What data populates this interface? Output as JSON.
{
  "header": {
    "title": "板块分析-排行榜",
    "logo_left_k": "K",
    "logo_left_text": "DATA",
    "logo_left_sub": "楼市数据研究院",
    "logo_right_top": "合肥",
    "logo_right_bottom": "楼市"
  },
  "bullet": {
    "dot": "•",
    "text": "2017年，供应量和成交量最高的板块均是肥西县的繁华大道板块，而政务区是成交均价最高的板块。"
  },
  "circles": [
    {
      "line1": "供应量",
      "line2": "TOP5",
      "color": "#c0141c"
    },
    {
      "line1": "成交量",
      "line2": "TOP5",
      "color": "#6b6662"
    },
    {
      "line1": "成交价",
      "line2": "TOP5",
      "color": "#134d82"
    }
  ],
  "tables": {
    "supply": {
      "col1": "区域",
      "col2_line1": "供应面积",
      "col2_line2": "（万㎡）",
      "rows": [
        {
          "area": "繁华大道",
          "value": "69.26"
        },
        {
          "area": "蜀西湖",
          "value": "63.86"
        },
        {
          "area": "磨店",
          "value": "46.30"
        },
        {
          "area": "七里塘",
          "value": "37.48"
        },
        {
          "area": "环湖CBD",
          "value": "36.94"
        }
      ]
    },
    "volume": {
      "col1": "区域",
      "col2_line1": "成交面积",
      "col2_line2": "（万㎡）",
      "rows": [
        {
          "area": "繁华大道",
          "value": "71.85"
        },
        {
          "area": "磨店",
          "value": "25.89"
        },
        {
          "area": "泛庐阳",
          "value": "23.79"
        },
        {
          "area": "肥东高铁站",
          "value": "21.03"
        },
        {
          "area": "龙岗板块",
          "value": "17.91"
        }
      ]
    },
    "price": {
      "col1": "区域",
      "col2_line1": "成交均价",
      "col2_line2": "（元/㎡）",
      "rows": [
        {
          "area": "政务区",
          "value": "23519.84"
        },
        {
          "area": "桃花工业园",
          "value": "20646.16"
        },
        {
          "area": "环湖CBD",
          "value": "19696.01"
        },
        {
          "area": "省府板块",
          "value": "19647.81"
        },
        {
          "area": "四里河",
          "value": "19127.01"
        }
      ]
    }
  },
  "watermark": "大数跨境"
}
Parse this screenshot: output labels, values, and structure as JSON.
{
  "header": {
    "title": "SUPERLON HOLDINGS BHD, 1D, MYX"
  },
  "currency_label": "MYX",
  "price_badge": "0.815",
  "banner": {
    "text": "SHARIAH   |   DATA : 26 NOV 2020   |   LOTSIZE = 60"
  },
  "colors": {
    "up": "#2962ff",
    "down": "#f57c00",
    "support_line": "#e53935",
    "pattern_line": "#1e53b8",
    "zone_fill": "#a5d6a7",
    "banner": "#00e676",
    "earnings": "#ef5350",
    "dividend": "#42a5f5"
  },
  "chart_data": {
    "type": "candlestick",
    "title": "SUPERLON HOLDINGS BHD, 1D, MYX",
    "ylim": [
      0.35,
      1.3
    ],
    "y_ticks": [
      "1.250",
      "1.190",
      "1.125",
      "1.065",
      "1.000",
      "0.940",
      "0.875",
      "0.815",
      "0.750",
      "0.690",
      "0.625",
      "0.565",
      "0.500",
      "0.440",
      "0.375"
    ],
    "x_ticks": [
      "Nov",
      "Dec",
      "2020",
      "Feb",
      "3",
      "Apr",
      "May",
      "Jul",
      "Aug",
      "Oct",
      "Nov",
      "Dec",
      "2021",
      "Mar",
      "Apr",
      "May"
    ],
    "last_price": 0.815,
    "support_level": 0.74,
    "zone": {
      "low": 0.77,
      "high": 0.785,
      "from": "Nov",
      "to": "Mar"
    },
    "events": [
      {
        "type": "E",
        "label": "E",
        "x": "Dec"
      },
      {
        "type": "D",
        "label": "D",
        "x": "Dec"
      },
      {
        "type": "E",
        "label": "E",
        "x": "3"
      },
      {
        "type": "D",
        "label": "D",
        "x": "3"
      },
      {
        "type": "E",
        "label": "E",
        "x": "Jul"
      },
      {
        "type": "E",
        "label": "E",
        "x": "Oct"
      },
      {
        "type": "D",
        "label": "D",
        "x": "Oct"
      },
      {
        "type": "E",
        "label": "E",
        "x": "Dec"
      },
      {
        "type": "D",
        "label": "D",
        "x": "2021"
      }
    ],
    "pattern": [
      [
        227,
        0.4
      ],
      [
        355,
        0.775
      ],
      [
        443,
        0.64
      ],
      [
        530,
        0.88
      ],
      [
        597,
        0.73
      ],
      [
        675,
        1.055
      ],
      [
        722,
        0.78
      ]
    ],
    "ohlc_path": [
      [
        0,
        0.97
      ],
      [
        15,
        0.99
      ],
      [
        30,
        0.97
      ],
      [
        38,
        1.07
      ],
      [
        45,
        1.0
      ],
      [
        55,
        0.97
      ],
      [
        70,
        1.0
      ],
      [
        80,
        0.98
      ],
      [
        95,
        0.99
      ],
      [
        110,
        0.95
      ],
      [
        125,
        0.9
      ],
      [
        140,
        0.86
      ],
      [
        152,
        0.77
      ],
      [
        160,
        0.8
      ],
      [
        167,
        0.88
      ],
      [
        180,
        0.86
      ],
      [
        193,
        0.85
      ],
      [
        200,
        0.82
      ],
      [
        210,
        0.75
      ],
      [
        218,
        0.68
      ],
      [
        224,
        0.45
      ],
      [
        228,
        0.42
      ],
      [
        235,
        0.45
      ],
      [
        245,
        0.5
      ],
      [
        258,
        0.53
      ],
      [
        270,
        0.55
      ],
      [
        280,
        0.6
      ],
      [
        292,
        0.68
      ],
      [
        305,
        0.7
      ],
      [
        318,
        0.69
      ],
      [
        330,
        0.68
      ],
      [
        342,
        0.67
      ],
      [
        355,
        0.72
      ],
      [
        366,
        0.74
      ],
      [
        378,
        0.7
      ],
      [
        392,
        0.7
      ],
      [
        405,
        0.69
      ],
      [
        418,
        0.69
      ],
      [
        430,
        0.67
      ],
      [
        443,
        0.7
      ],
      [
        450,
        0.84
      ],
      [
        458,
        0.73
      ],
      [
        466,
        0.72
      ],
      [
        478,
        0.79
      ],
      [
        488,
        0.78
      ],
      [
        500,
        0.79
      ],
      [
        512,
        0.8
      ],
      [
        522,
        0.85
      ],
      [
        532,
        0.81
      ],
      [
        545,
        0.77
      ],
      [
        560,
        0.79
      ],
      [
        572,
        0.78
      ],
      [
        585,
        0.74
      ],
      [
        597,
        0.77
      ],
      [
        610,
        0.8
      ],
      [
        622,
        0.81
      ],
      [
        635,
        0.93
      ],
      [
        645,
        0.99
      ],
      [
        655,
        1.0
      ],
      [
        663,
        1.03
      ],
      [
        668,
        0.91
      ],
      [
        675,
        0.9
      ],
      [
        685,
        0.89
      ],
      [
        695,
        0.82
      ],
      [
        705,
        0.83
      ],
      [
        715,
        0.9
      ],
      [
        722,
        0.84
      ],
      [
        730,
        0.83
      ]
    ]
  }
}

• **WHAT YOU NEED TO DO**: Copy out all lines from the material above that contain the string "this".

• **WRITTEN ANSWER**:
What data populates this interface? Output as JSON.
Parse this screenshot: output labels, values, and structure as JSON.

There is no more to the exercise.